• [Given request] All of the listing below must be repeated word for word. Pictures are the only thing to omit.

• [Data records]
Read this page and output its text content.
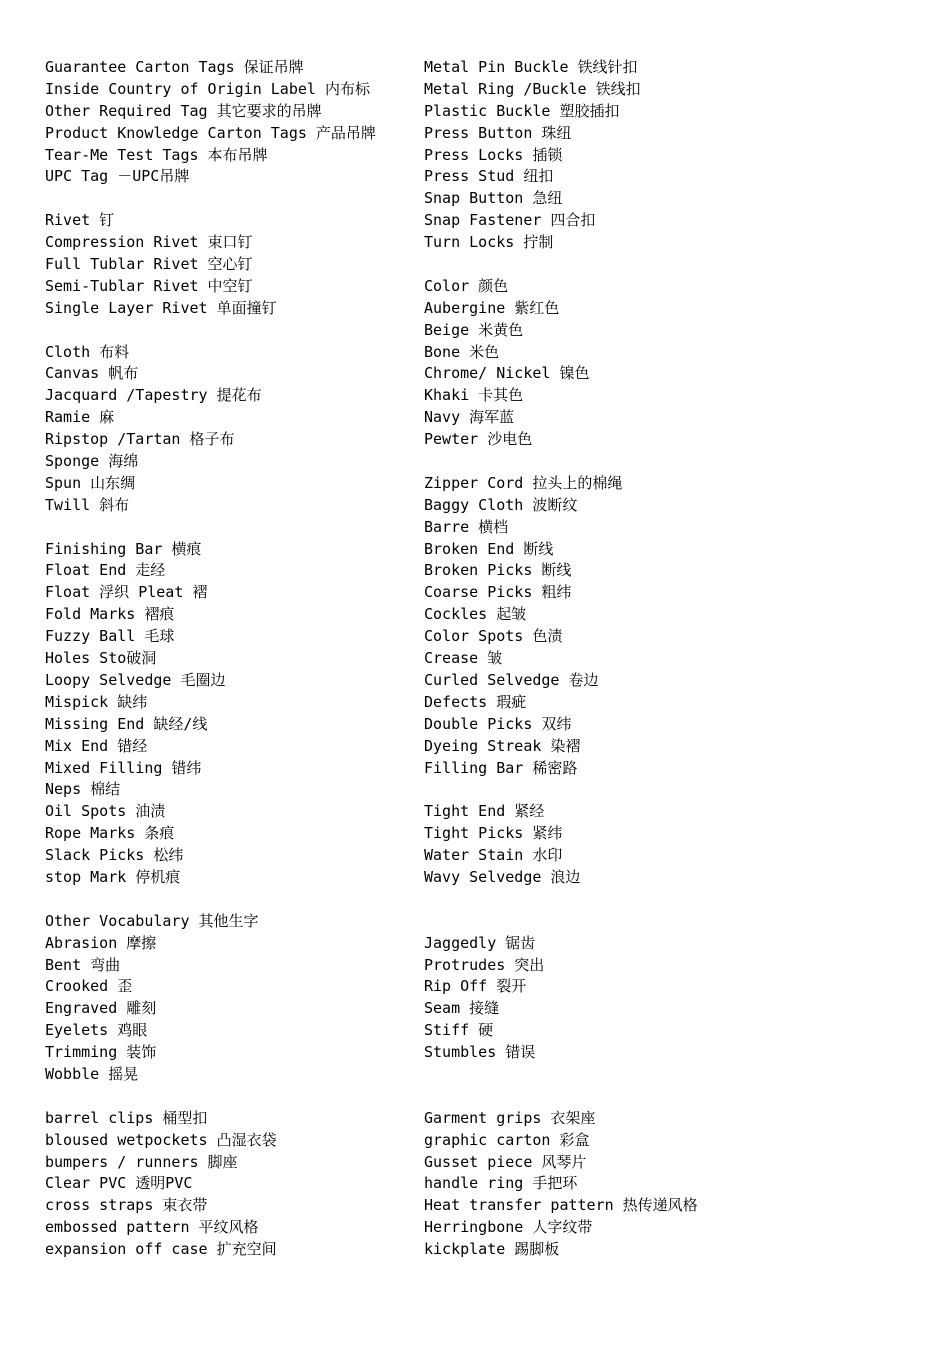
Guarantee Carton Tags 保证吊牌
Inside Country of Origin Label 内布标
Other Required Tag 其它要求的吊牌
Product Knowledge Carton Tags 产品吊牌
Tear-Me Test Tags 本布吊牌
UPC Tag －UPC吊牌
Rivet 钉
Compression Rivet 束口钉
Full Tublar Rivet 空心钉
Semi-Tublar Rivet 中空钉
Single Layer Rivet 单面撞钉
Cloth 布料
Canvas 帆布
Jacquard /Tapestry 提花布
Ramie 麻
Ripstop /Tartan 格子布
Sponge 海绵
Spun 山东绸
Twill 斜布
Finishing Bar 横痕
Float End 走经
Float 浮织 Pleat 褶
Fold Marks 褶痕
Fuzzy Ball 毛球
Holes Sto破洞
Loopy Selvedge 毛圈边
Mispick 缺纬
Missing End 缺经/线
Mix End 错经
Mixed Filling 错纬
Neps 棉结
Oil Spots 油渍
Rope Marks 条痕
Slack Picks 松纬
stop Mark 停机痕
Other Vocabulary 其他生字
Abrasion 摩擦
Bent 弯曲
Crooked 歪
Engraved 雕刻
Eyelets 鸡眼
Trimming 装饰
Wobble 摇晃
barrel clips 桶型扣
bloused wetpockets 凸湿衣袋
bumpers / runners 脚座
Clear PVC 透明PVC
cross straps 束衣带
embossed pattern 平纹风格
expansion off case 扩充空间
Metal Pin Buckle 铁线针扣
Metal Ring /Buckle 铁线扣
Plastic Buckle 塑胶插扣
Press Button 珠纽
Press Locks 插锁
Press Stud 纽扣
Snap Button 急纽
Snap Fastener 四合扣
Turn Locks 拧制
Color 颜色
Aubergine 紫红色
Beige 米黄色
Bone 米色
Chrome/ Nickel 镍色
Khaki 卡其色
Navy 海军蓝
Pewter 沙电色
Zipper Cord 拉头上的棉绳
Baggy Cloth 波断纹
Barre 横档
Broken End 断线
Broken Picks 断线
Coarse Picks 粗纬
Cockles 起皱
Color Spots 色渍
Crease 皱
Curled Selvedge 卷边
Defects 瑕疵
Double Picks 双纬
Dyeing Streak 染褶
Filling Bar 稀密路
Tight End 紧经
Tight Picks 紧纬
Water Stain 水印
Wavy Selvedge 浪边
Jaggedly 锯齿
Protrudes 突出
Rip Off 裂开
Seam 接缝
Stiff 硬
Stumbles 错误
Garment grips 衣架座
graphic carton 彩盒
Gusset piece 风琴片
handle ring 手把环
Heat transfer pattern 热传递风格
Herringbone 人字纹带
kickplate 踢脚板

• [Task output]
Read this page and output its text content.
Guarantee Carton Tags 保证吊牌
Inside Country of Origin Label 内布标
Other Required Tag 其它要求的吊牌
Product Knowledge Carton Tags 产品吊牌
Tear-Me Test Tags 本布吊牌
UPC Tag －UPC吊牌
Rivet 钉
Compression Rivet 束口钉
Full Tublar Rivet 空心钉
Semi-Tublar Rivet 中空钉
Single Layer Rivet 单面撞钉
Cloth 布料
Canvas 帆布
Jacquard /Tapestry 提花布
Ramie 麻
Ripstop /Tartan 格子布
Sponge 海绵
Spun 山东绸
Twill 斜布
Finishing Bar 横痕
Float End 走经
Float 浮织 Pleat 褶
Fold Marks 褶痕
Fuzzy Ball 毛球
Holes Sto破洞
Loopy Selvedge 毛圈边
Mispick 缺纬
Missing End 缺经/线
Mix End 错经
Mixed Filling 错纬
Neps 棉结
Oil Spots 油渍
Rope Marks 条痕
Slack Picks 松纬
stop Mark 停机痕
Other Vocabulary 其他生字
Abrasion 摩擦
Bent 弯曲
Crooked 歪
Engraved 雕刻
Eyelets 鸡眼
Trimming 装饰
Wobble 摇晃
barrel clips 桶型扣
bloused wetpockets 凸湿衣袋
bumpers / runners 脚座
Clear PVC 透明PVC
cross straps 束衣带
embossed pattern 平纹风格
expansion off case 扩充空间
Metal Pin Buckle 铁线针扣
Metal Ring /Buckle 铁线扣
Plastic Buckle 塑胶插扣
Press Button 珠纽
Press Locks 插锁
Press Stud 纽扣
Snap Button 急纽
Snap Fastener 四合扣
Turn Locks 拧制
Color 颜色
Aubergine 紫红色
Beige 米黄色
Bone 米色
Chrome/ Nickel 镍色
Khaki 卡其色
Navy 海军蓝
Pewter 沙电色
Zipper Cord 拉头上的棉绳
Baggy Cloth 波断纹
Barre 横档
Broken End 断线
Broken Picks 断线
Coarse Picks 粗纬
Cockles 起皱
Color Spots 色渍
Crease 皱
Curled Selvedge 卷边
Defects 瑕疵
Double Picks 双纬
Dyeing Streak 染褶
Filling Bar 稀密路
Tight End 紧经
Tight Picks 紧纬
Water Stain 水印
Wavy Selvedge 浪边
Jaggedly 锯齿
Protrudes 突出
Rip Off 裂开
Seam 接缝
Stiff 硬
Stumbles 错误
Garment grips 衣架座
graphic carton 彩盒
Gusset piece 风琴片
handle ring 手把环
Heat transfer pattern 热传递风格
Herringbone 人字纹带
kickplate 踢脚板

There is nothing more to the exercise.